▶ Stated exercise:
Tell how many lines carry the word "دفتر"; the reply is the number and nothing else.

Dataset items:
▬▬▬▬▬▬
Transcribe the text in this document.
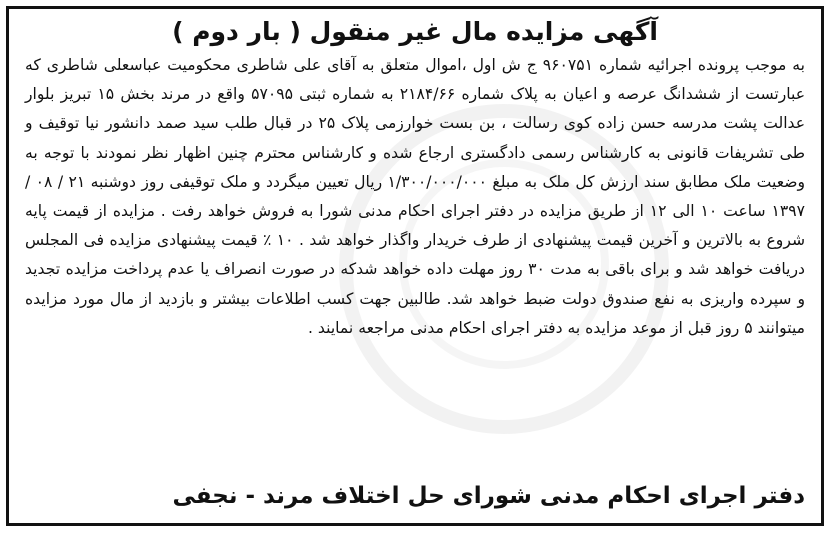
آگهی مزایده مال غیر منقول ( بار دوم )

به موجب پرونده اجرائیه شماره ۹۶۰۷۵۱ ج ش اول ،اموال متعلق به آقای علی شاطری محکومیت عباسعلی شاطری که عبارتست از ششدانگ عرصه و اعیان به پلاک شماره ۲۱۸۴/۶۶ به شماره ثبتی ۵۷۰۹۵ واقع در مرند بخش ۱۵ تبریز بلوار عدالت پشت مدرسه حسن زاده کوی رسالت ، بن بست خوارزمی پلاک ۲۵ در قبال طلب سید صمد دانشور نیا توقیف و طی تشریفات قانونی به کارشناس رسمی دادگستری ارجاع شده و کارشناس محترم چنین اظهار نظر نمودند با توجه به وضعیت ملک مطابق سند ارزش کل ملک به مبلغ ۱/۳۰۰/۰۰۰/۰۰۰ ریال تعیین میگردد و ملک توقیفی روز دوشنبه ۲۱ / ۰۸ / ۱۳۹۷ ساعت ۱۰ الی ۱۲ از طریق مزایده در دفتر اجرای احکام مدنی شورا به فروش خواهد رفت . مزایده از قیمت پایه شروع به بالاترین و آخرین قیمت پیشنهادی از طرف خریدار واگذار خواهد شد . ۱۰ ٪ قیمت پیشنهادی مزایده فی المجلس دریافت خواهد شد و برای باقی به مدت ۳۰ روز مهلت داده خواهد شدکه در صورت انصراف یا عدم پرداخت مزایده تجدید و سپرده واریزی به نفع صندوق دولت ضبط خواهد شد. طالبین جهت کسب اطلاعات بیشتر و بازدید از مال مورد مزایده میتوانند ۵ روز قبل از موعد مزایده به دفتر اجرای احکام مدنی مراجعه نمایند .

دفتر اجرای احکام مدنی شورای حل اختلاف مرند - نجفی
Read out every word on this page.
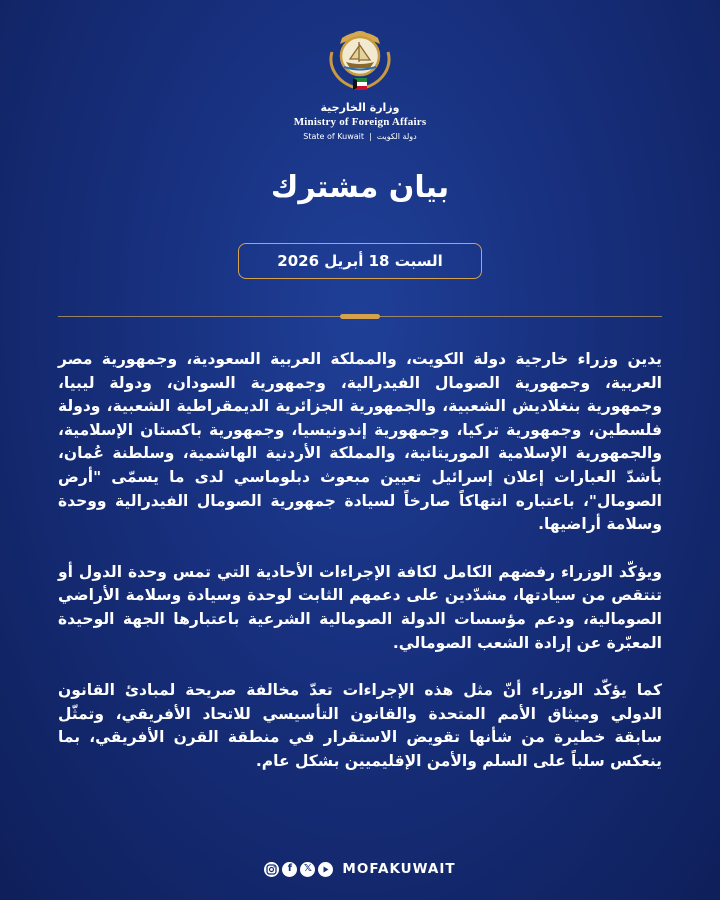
وزارة الخارجية
Ministry of Foreign Affairs
State of Kuwait | دولة الكويت
بيان مشترك
السبت 18 أبريل 2026

يدين وزراء خارجية دولة الكويت، والمملكة العربية السعودية، وجمهورية مصر العربية، وجمهورية الصومال الفيدرالية، وجمهورية السودان، ودولة ليبيا، وجمهورية بنغلاديش الشعبية، والجمهورية الجزائرية الديمقراطية الشعبية، ودولة فلسطين، وجمهورية تركيا، وجمهورية إندونيسيا، وجمهورية باكستان الإسلامية، والجمهورية الإسلامية الموريتانية، والمملكة الأردنية الهاشمية، وسلطنة عُمان، بأشدّ العبارات إعلان إسرائيل تعيين مبعوث دبلوماسي لدى ما يسمّى "أرض الصومال"، باعتباره انتهاكاً صارخاً لسيادة جمهورية الصومال الفيدرالية ووحدة وسلامة أراضيها.

ويؤكّد الوزراء رفضهم الكامل لكافة الإجراءات الأحادية التي تمس وحدة الدول أو تنتقص من سيادتها، مشدّدين على دعمهم الثابت لوحدة وسيادة وسلامة الأراضي الصومالية، ودعم مؤسسات الدولة الصومالية الشرعية باعتبارها الجهة الوحيدة المعبّرة عن إرادة الشعب الصومالي.

كما يؤكّد الوزراء أنّ مثل هذه الإجراءات تعدّ مخالفة صريحة لمبادئ القانون الدولي وميثاق الأمم المتحدة والقانون التأسيسي للاتحاد الأفريقي، وتمثّل سابقة خطيرة من شأنها تقويض الاستقرار في منطقة القرن الأفريقي، بما ينعكس سلباً على السلم والأمن الإقليميين بشكل عام.

f	𝕏 MOFAKUWAIT
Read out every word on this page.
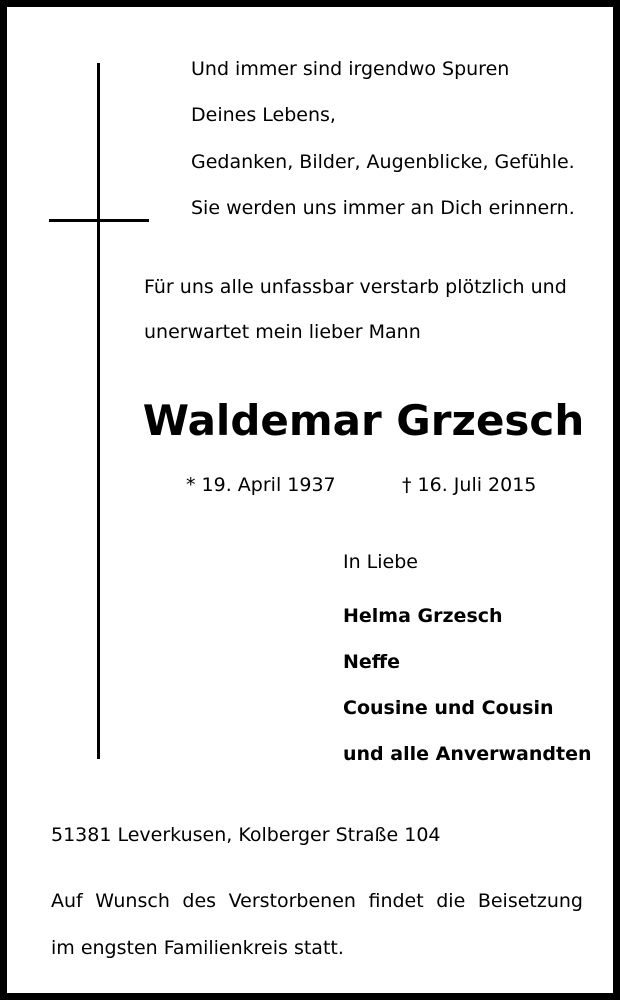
Und immer sind irgendwo Spuren
Deines Lebens,
Gedanken, Bilder, Augenblicke, Gefühle.
Sie werden uns immer an Dich erinnern.
Für uns alle unfassbar verstarb plötzlich und
unerwartet mein lieber Mann
Waldemar Grzesch
* 19. April 1937	† 16. Juli 2015
In Liebe
Helma Grzesch
Neffe
Cousine und Cousin
und alle Anverwandten
51381 Leverkusen, Kolberger Straße 104
Auf Wunsch des Verstorbenen findet die Beisetzung
im engsten Familienkreis statt.
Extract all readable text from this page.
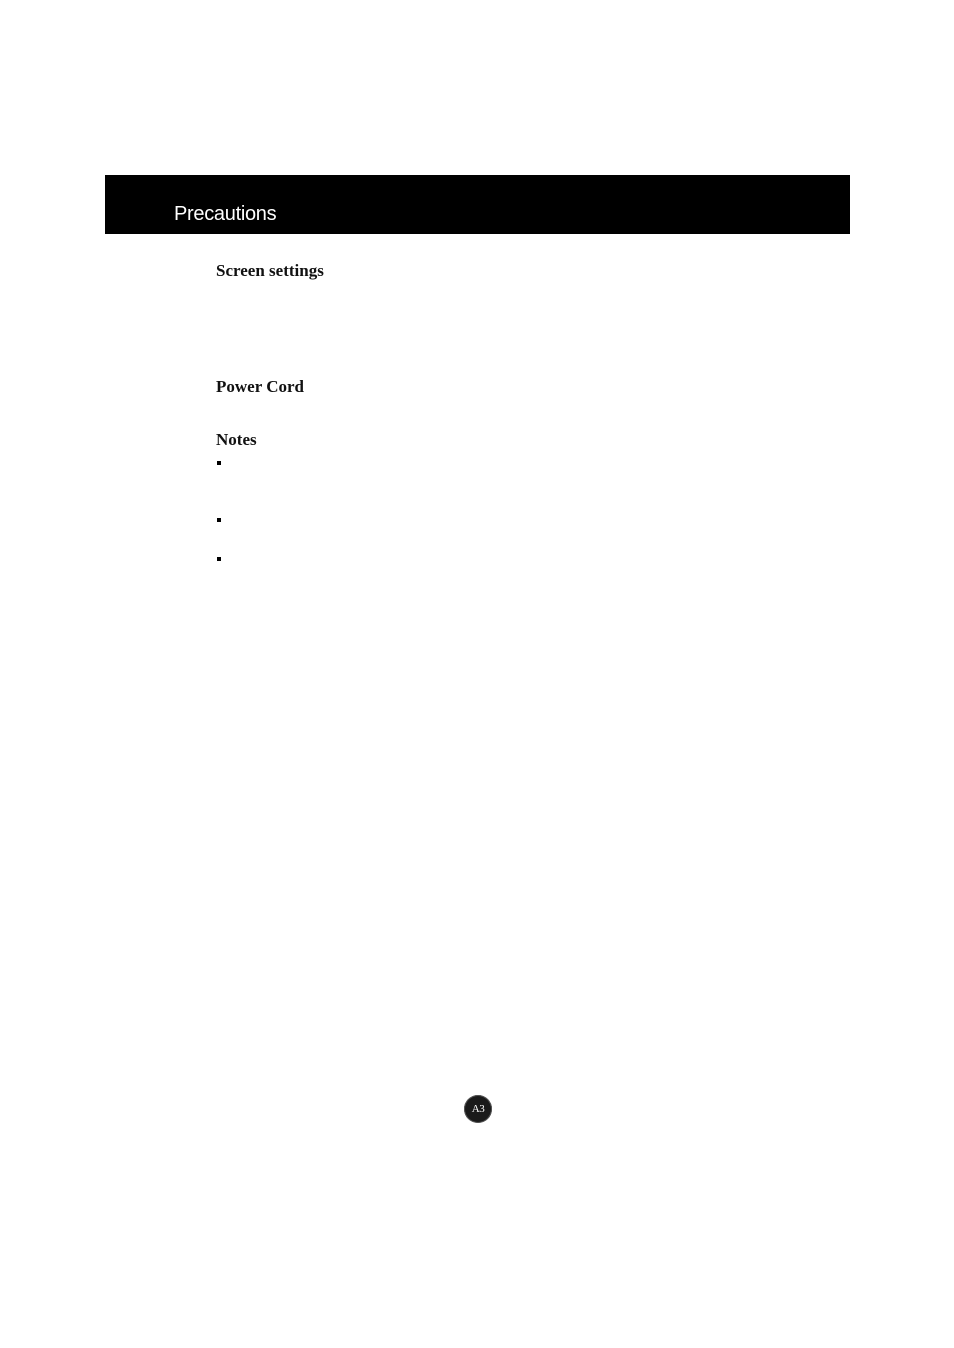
Precautions
Screen settings
Power Cord
Notes
A3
▬▬▬▬▬▬
▶ Completed exercise:
2